Data excerpts:
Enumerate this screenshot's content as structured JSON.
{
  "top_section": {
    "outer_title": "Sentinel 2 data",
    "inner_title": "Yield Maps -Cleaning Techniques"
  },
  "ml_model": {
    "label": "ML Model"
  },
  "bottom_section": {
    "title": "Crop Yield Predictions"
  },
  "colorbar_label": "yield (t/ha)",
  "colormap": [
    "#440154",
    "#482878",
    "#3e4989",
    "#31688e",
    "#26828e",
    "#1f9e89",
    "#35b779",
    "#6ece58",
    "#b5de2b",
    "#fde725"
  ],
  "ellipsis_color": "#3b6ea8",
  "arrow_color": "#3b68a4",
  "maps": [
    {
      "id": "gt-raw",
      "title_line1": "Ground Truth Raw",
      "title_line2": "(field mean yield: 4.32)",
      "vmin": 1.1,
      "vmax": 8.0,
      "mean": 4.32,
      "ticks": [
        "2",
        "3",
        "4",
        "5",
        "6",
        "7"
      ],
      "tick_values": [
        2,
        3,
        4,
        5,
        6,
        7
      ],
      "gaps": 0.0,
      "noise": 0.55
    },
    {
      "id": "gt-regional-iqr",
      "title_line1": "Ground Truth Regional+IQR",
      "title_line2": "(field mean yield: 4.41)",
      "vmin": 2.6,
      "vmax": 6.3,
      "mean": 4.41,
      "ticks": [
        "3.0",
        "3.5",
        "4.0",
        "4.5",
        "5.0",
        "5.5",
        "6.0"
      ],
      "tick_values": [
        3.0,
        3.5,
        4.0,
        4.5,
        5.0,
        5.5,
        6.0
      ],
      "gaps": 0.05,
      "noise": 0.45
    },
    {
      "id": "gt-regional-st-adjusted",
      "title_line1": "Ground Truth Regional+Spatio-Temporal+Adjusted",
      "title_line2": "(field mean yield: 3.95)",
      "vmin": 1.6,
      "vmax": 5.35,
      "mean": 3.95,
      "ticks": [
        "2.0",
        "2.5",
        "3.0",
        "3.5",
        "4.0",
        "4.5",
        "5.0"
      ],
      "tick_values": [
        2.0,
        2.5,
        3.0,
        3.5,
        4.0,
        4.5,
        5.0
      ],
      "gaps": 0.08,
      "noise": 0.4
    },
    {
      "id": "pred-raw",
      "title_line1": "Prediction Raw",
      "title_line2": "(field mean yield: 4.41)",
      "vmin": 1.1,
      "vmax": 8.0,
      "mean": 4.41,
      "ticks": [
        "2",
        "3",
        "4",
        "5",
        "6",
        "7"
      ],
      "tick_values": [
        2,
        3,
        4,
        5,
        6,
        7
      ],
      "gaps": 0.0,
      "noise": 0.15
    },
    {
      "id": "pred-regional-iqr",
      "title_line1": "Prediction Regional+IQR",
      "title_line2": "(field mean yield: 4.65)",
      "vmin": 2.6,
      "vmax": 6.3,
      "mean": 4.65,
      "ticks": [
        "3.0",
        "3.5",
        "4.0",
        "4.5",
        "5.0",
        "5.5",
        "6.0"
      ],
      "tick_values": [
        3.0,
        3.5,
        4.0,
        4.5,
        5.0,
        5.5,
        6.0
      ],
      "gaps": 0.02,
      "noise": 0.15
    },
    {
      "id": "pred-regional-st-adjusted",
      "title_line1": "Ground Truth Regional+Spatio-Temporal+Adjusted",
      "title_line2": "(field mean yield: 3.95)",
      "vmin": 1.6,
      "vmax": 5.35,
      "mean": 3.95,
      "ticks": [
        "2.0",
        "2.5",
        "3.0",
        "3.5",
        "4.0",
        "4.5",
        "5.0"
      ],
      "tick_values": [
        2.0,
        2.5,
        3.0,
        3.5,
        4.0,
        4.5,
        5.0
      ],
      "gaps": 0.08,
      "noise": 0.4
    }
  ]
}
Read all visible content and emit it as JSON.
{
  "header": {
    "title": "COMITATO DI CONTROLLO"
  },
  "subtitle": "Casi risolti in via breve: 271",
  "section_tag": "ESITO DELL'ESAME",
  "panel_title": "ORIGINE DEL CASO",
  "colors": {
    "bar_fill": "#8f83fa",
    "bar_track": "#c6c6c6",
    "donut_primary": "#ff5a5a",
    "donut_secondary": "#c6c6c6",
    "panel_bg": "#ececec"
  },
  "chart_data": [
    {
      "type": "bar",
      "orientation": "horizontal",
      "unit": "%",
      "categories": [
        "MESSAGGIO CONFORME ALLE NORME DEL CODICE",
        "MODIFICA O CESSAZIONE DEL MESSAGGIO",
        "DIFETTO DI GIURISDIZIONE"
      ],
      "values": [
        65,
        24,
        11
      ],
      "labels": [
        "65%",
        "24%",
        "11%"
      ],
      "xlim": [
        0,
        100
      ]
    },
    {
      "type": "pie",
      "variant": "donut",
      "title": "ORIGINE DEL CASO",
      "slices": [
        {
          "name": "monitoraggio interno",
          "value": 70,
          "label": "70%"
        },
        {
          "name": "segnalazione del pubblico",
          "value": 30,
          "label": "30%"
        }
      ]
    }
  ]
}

Exercise objective: Output the full listing exactly as it stands.

Finished exercise:
Enumerate this screenshot's content as structured JSON.
{
  "top_section": {
    "outer_title": "Sentinel 2 data",
    "inner_title": "Yield Maps -Cleaning Techniques"
  },
  "ml_model": {
    "label": "ML Model"
  },
  "bottom_section": {
    "title": "Crop Yield Predictions"
  },
  "colorbar_label": "yield (t/ha)",
  "colormap": [
    "#440154",
    "#482878",
    "#3e4989",
    "#31688e",
    "#26828e",
    "#1f9e89",
    "#35b779",
    "#6ece58",
    "#b5de2b",
    "#fde725"
  ],
  "ellipsis_color": "#3b6ea8",
  "arrow_color": "#3b68a4",
  "maps": [
    {
      "id": "gt-raw",
      "title_line1": "Ground Truth Raw",
      "title_line2": "(field mean yield: 4.32)",
      "vmin": 1.1,
      "vmax": 8.0,
      "mean": 4.32,
      "ticks": [
        "2",
        "3",
        "4",
        "5",
        "6",
        "7"
      ],
      "tick_values": [
        2,
        3,
        4,
        5,
        6,
        7
      ],
      "gaps": 0.0,
      "noise": 0.55
    },
    {
      "id": "gt-regional-iqr",
      "title_line1": "Ground Truth Regional+IQR",
      "title_line2": "(field mean yield: 4.41)",
      "vmin": 2.6,
      "vmax": 6.3,
      "mean": 4.41,
      "ticks": [
        "3.0",
        "3.5",
        "4.0",
        "4.5",
        "5.0",
        "5.5",
        "6.0"
      ],
      "tick_values": [
        3.0,
        3.5,
        4.0,
        4.5,
        5.0,
        5.5,
        6.0
      ],
      "gaps": 0.05,
      "noise": 0.45
    },
    {
      "id": "gt-regional-st-adjusted",
      "title_line1": "Ground Truth Regional+Spatio-Temporal+Adjusted",
      "title_line2": "(field mean yield: 3.95)",
      "vmin": 1.6,
      "vmax": 5.35,
      "mean": 3.95,
      "ticks": [
        "2.0",
        "2.5",
        "3.0",
        "3.5",
        "4.0",
        "4.5",
        "5.0"
      ],
      "tick_values": [
        2.0,
        2.5,
        3.0,
        3.5,
        4.0,
        4.5,
        5.0
      ],
      "gaps": 0.08,
      "noise": 0.4
    },
    {
      "id": "pred-raw",
      "title_line1": "Prediction Raw",
      "title_line2": "(field mean yield: 4.41)",
      "vmin": 1.1,
      "vmax": 8.0,
      "mean": 4.41,
      "ticks": [
        "2",
        "3",
        "4",
        "5",
        "6",
        "7"
      ],
      "tick_values": [
        2,
        3,
        4,
        5,
        6,
        7
      ],
      "gaps": 0.0,
      "noise": 0.15
    },
    {
      "id": "pred-regional-iqr",
      "title_line1": "Prediction Regional+IQR",
      "title_line2": "(field mean yield: 4.65)",
      "vmin": 2.6,
      "vmax": 6.3,
      "mean": 4.65,
      "ticks": [
        "3.0",
        "3.5",
        "4.0",
        "4.5",
        "5.0",
        "5.5",
        "6.0"
      ],
      "tick_values": [
        3.0,
        3.5,
        4.0,
        4.5,
        5.0,
        5.5,
        6.0
      ],
      "gaps": 0.02,
      "noise": 0.15
    },
    {
      "id": "pred-regional-st-adjusted",
      "title_line1": "Ground Truth Regional+Spatio-Temporal+Adjusted",
      "title_line2": "(field mean yield: 3.95)",
      "vmin": 1.6,
      "vmax": 5.35,
      "mean": 3.95,
      "ticks": [
        "2.0",
        "2.5",
        "3.0",
        "3.5",
        "4.0",
        "4.5",
        "5.0"
      ],
      "tick_values": [
        2.0,
        2.5,
        3.0,
        3.5,
        4.0,
        4.5,
        5.0
      ],
      "gaps": 0.08,
      "noise": 0.4
    }
  ]
}
Read all visible content and emit it as JSON.
{
  "header": {
    "title": "COMITATO DI CONTROLLO"
  },
  "subtitle": "Casi risolti in via breve: 271",
  "section_tag": "ESITO DELL'ESAME",
  "panel_title": "ORIGINE DEL CASO",
  "colors": {
    "bar_fill": "#8f83fa",
    "bar_track": "#c6c6c6",
    "donut_primary": "#ff5a5a",
    "donut_secondary": "#c6c6c6",
    "panel_bg": "#ececec"
  },
  "chart_data": [
    {
      "type": "bar",
      "orientation": "horizontal",
      "unit": "%",
      "categories": [
        "MESSAGGIO CONFORME ALLE NORME DEL CODICE",
        "MODIFICA O CESSAZIONE DEL MESSAGGIO",
        "DIFETTO DI GIURISDIZIONE"
      ],
      "values": [
        65,
        24,
        11
      ],
      "labels": [
        "65%",
        "24%",
        "11%"
      ],
      "xlim": [
        0,
        100
      ]
    },
    {
      "type": "pie",
      "variant": "donut",
      "title": "ORIGINE DEL CASO",
      "slices": [
        {
          "name": "monitoraggio interno",
          "value": 70,
          "label": "70%"
        },
        {
          "name": "segnalazione del pubblico",
          "value": 30,
          "label": "30%"
        }
      ]
    }
  ]
}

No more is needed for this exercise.